> **Records provided**:
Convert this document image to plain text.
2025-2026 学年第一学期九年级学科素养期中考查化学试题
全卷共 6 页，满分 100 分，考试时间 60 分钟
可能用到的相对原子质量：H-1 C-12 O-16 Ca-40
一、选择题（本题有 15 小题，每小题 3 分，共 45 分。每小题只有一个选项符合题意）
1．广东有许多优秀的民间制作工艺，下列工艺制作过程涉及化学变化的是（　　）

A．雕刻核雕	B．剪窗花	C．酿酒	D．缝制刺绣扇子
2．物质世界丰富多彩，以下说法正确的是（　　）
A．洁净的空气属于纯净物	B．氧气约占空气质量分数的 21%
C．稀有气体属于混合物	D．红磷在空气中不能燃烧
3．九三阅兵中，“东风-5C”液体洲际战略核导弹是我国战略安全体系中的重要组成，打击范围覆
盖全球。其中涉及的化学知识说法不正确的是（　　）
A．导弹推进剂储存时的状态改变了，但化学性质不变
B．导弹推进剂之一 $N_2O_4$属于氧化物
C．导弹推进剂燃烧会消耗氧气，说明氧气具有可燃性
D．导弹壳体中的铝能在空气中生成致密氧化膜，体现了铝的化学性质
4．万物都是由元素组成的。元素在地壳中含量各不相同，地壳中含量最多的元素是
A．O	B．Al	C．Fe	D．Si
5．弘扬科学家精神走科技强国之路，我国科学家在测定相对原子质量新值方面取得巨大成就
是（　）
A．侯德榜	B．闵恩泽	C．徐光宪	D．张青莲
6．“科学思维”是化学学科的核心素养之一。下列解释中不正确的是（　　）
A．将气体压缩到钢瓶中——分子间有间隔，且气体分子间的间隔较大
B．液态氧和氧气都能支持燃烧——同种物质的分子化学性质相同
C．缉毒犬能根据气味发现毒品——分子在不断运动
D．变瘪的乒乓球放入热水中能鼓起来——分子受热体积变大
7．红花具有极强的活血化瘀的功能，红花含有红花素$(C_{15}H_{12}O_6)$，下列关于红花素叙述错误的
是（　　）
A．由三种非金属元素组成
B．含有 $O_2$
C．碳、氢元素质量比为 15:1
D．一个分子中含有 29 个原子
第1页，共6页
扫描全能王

> **Task brief**: Each line of the material should be echoed exactly.

> **Written solution**:
Convert this document image to plain text.
2025-2026 学年第一学期九年级学科素养期中考查化学试题
全卷共 6 页，满分 100 分，考试时间 60 分钟
可能用到的相对原子质量：H-1 C-12 O-16 Ca-40
一、选择题（本题有 15 小题，每小题 3 分，共 45 分。每小题只有一个选项符合题意）
1．广东有许多优秀的民间制作工艺，下列工艺制作过程涉及化学变化的是（　　）

A．雕刻核雕	B．剪窗花	C．酿酒	D．缝制刺绣扇子
2．物质世界丰富多彩，以下说法正确的是（　　）
A．洁净的空气属于纯净物	B．氧气约占空气质量分数的 21%
C．稀有气体属于混合物	D．红磷在空气中不能燃烧
3．九三阅兵中，“东风-5C”液体洲际战略核导弹是我国战略安全体系中的重要组成，打击范围覆
盖全球。其中涉及的化学知识说法不正确的是（　　）
A．导弹推进剂储存时的状态改变了，但化学性质不变
B．导弹推进剂之一 $N_2O_4$属于氧化物
C．导弹推进剂燃烧会消耗氧气，说明氧气具有可燃性
D．导弹壳体中的铝能在空气中生成致密氧化膜，体现了铝的化学性质
4．万物都是由元素组成的。元素在地壳中含量各不相同，地壳中含量最多的元素是
A．O	B．Al	C．Fe	D．Si
5．弘扬科学家精神走科技强国之路，我国科学家在测定相对原子质量新值方面取得巨大成就
是（　）
A．侯德榜	B．闵恩泽	C．徐光宪	D．张青莲
6．“科学思维”是化学学科的核心素养之一。下列解释中不正确的是（　　）
A．将气体压缩到钢瓶中——分子间有间隔，且气体分子间的间隔较大
B．液态氧和氧气都能支持燃烧——同种物质的分子化学性质相同
C．缉毒犬能根据气味发现毒品——分子在不断运动
D．变瘪的乒乓球放入热水中能鼓起来——分子受热体积变大
7．红花具有极强的活血化瘀的功能，红花含有红花素$(C_{15}H_{12}O_6)$，下列关于红花素叙述错误的
是（　　）
A．由三种非金属元素组成
B．含有 $O_2$
C．碳、氢元素质量比为 15:1
D．一个分子中含有 29 个原子
第1页，共6页
扫描全能王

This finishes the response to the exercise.